# Directions for this task:
Reproduce every entry exactly.
# # #
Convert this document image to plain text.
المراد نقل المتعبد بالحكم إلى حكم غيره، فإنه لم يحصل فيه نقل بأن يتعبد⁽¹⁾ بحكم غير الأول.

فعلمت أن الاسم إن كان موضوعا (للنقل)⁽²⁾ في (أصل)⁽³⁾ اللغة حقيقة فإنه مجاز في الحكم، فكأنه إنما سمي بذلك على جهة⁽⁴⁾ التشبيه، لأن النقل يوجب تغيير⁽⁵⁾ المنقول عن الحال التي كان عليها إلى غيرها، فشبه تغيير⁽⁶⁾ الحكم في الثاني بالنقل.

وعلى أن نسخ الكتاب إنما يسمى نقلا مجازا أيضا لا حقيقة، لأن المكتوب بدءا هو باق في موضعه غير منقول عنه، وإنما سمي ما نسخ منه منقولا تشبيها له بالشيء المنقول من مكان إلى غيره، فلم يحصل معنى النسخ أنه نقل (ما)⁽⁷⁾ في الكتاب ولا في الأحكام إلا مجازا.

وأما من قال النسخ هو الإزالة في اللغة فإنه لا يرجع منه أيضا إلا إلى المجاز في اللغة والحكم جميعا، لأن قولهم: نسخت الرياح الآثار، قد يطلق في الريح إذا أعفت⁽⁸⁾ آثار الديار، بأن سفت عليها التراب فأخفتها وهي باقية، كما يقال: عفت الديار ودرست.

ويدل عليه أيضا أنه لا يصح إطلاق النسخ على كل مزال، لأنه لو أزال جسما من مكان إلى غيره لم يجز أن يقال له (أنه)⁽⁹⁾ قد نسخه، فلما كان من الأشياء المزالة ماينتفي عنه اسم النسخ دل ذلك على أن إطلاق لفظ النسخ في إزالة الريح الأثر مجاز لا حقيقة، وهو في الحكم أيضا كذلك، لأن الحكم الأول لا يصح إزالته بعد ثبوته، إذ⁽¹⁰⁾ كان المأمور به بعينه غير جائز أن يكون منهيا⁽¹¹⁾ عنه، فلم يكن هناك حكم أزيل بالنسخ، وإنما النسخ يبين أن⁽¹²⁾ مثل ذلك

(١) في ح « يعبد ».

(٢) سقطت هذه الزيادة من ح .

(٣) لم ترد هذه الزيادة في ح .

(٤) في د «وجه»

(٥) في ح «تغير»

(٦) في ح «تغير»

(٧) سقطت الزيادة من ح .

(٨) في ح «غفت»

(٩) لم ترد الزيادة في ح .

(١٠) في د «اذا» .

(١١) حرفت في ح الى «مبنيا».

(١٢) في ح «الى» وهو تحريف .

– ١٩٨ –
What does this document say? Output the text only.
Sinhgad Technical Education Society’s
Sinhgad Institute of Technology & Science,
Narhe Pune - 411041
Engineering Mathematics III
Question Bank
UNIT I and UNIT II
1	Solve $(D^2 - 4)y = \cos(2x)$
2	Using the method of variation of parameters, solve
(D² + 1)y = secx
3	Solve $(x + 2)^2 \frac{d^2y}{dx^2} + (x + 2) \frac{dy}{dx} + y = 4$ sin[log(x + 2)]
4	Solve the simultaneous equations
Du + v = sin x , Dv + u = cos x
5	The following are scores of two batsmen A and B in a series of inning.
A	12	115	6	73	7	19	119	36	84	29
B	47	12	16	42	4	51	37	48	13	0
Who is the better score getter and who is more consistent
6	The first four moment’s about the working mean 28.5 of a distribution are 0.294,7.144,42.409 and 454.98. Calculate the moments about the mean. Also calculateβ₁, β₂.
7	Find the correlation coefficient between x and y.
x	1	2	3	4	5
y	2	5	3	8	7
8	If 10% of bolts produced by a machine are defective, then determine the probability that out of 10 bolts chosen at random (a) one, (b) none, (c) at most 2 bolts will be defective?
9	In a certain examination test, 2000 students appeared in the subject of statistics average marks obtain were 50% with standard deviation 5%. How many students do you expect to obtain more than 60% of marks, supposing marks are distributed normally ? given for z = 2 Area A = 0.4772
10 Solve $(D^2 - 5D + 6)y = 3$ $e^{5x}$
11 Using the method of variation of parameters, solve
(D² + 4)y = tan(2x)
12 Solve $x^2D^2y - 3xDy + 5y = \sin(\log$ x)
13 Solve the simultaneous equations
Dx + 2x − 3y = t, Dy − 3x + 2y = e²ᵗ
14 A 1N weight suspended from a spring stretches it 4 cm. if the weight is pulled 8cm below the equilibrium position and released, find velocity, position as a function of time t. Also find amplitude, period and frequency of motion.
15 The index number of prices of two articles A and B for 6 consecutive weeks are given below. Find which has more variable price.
# # #
# Final result:
Convert this document image to plain text.
المراد نقل المتعبد بالحكم إلى حكم غيره، فإنه لم يحصل فيه نقل بأن يتعبد⁽¹⁾ بحكم غير الأول.

فعلمت أن الاسم إن كان موضوعا (للنقل)⁽²⁾ في (أصل)⁽³⁾ اللغة حقيقة فإنه مجاز في الحكم، فكأنه إنما سمي بذلك على جهة⁽⁴⁾ التشبيه، لأن النقل يوجب تغيير⁽⁵⁾ المنقول عن الحال التي كان عليها إلى غيرها، فشبه تغيير⁽⁶⁾ الحكم في الثاني بالنقل.

وعلى أن نسخ الكتاب إنما يسمى نقلا مجازا أيضا لا حقيقة، لأن المكتوب بدءا هو باق في موضعه غير منقول عنه، وإنما سمي ما نسخ منه منقولا تشبيها له بالشيء المنقول من مكان إلى غيره، فلم يحصل معنى النسخ أنه نقل (ما)⁽⁷⁾ في الكتاب ولا في الأحكام إلا مجازا.

وأما من قال النسخ هو الإزالة في اللغة فإنه لا يرجع منه أيضا إلا إلى المجاز في اللغة والحكم جميعا، لأن قولهم: نسخت الرياح الآثار، قد يطلق في الريح إذا أعفت⁽⁸⁾ آثار الديار، بأن سفت عليها التراب فأخفتها وهي باقية، كما يقال: عفت الديار ودرست.

ويدل عليه أيضا أنه لا يصح إطلاق النسخ على كل مزال، لأنه لو أزال جسما من مكان إلى غيره لم يجز أن يقال له (أنه)⁽⁹⁾ قد نسخه، فلما كان من الأشياء المزالة ماينتفي عنه اسم النسخ دل ذلك على أن إطلاق لفظ النسخ في إزالة الريح الأثر مجاز لا حقيقة، وهو في الحكم أيضا كذلك، لأن الحكم الأول لا يصح إزالته بعد ثبوته، إذ⁽¹⁰⁾ كان المأمور به بعينه غير جائز أن يكون منهيا⁽¹¹⁾ عنه، فلم يكن هناك حكم أزيل بالنسخ، وإنما النسخ يبين أن⁽¹²⁾ مثل ذلك

(١) في ح « يعبد ».

(٢) سقطت هذه الزيادة من ح .

(٣) لم ترد هذه الزيادة في ح .

(٤) في د «وجه»

(٥) في ح «تغير»

(٦) في ح «تغير»

(٧) سقطت الزيادة من ح .

(٨) في ح «غفت»

(٩) لم ترد الزيادة في ح .

(١٠) في د «اذا» .

(١١) حرفت في ح الى «مبنيا».

(١٢) في ح «الى» وهو تحريف .

– ١٩٨ –
What does this document say? Output the text only.
Sinhgad Technical Education Society’s
Sinhgad Institute of Technology & Science,
Narhe Pune - 411041
Engineering Mathematics III
Question Bank
UNIT I and UNIT II
1	Solve $(D^2 - 4)y = \cos(2x)$
2	Using the method of variation of parameters, solve
(D² + 1)y = secx
3	Solve $(x + 2)^2 \frac{d^2y}{dx^2} + (x + 2) \frac{dy}{dx} + y = 4$ sin[log(x + 2)]
4	Solve the simultaneous equations
Du + v = sin x , Dv + u = cos x
5	The following are scores of two batsmen A and B in a series of inning.
A	12	115	6	73	7	19	119	36	84	29
B	47	12	16	42	4	51	37	48	13	0
Who is the better score getter and who is more consistent
6	The first four moment’s about the working mean 28.5 of a distribution are 0.294,7.144,42.409 and 454.98. Calculate the moments about the mean. Also calculateβ₁, β₂.
7	Find the correlation coefficient between x and y.
x	1	2	3	4	5
y	2	5	3	8	7
8	If 10% of bolts produced by a machine are defective, then determine the probability that out of 10 bolts chosen at random (a) one, (b) none, (c) at most 2 bolts will be defective?
9	In a certain examination test, 2000 students appeared in the subject of statistics average marks obtain were 50% with standard deviation 5%. How many students do you expect to obtain more than 60% of marks, supposing marks are distributed normally ? given for z = 2 Area A = 0.4772
10 Solve $(D^2 - 5D + 6)y = 3$ $e^{5x}$
11 Using the method of variation of parameters, solve
(D² + 4)y = tan(2x)
12 Solve $x^2D^2y - 3xDy + 5y = \sin(\log$ x)
13 Solve the simultaneous equations
Dx + 2x − 3y = t, Dy − 3x + 2y = e²ᵗ
14 A 1N weight suspended from a spring stretches it 4 cm. if the weight is pulled 8cm below the equilibrium position and released, find velocity, position as a function of time t. Also find amplitude, period and frequency of motion.
15 The index number of prices of two articles A and B for 6 consecutive weeks are given below. Find which has more variable price.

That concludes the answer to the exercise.